### INSTRUCTIONS FOR THE TASK
Every record must be transcribed in its entirety, apart from the images, which are to be omitted.

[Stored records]
>>>

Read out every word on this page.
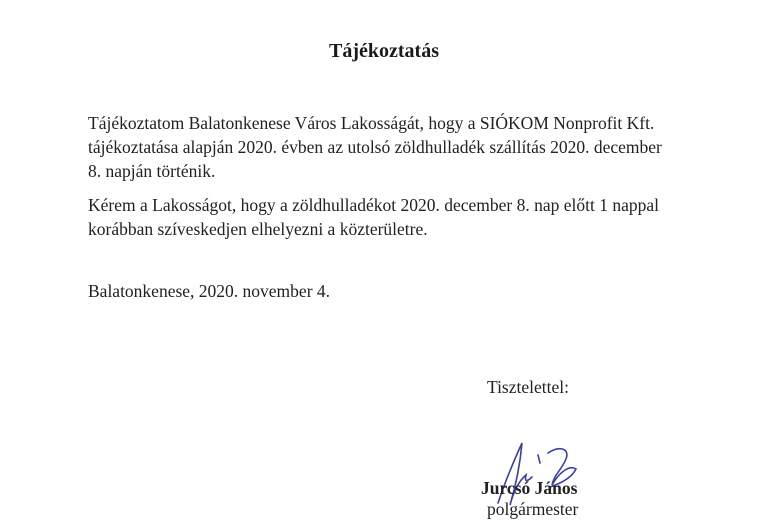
Tájékoztatás
Tájékoztatom Balatonkenese Város Lakosságát, hogy a SIÓKOM Nonprofit Kft.
tájékoztatása alapján 2020. évben az utolsó zöldhulladék szállítás 2020. december
8. napján történik.
Kérem a Lakosságot, hogy a zöldhulladékot 2020. december 8. nap előtt 1 nappal
korábban szíveskedjen elhelyezni a közterületre.
Balatonkenese, 2020. november 4.
Tisztelettel:
Jurcsó János
polgármester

<<<

### WORKED SOLUTION
Read out every word on this page.
Tájékoztatás
Tájékoztatom Balatonkenese Város Lakosságát, hogy a SIÓKOM Nonprofit Kft.
tájékoztatása alapján 2020. évben az utolsó zöldhulladék szállítás 2020. december
8. napján történik.
Kérem a Lakosságot, hogy a zöldhulladékot 2020. december 8. nap előtt 1 nappal
korábban szíveskedjen elhelyezni a közterületre.
Balatonkenese, 2020. november 4.
Tisztelettel:
Jurcsó János
polgármester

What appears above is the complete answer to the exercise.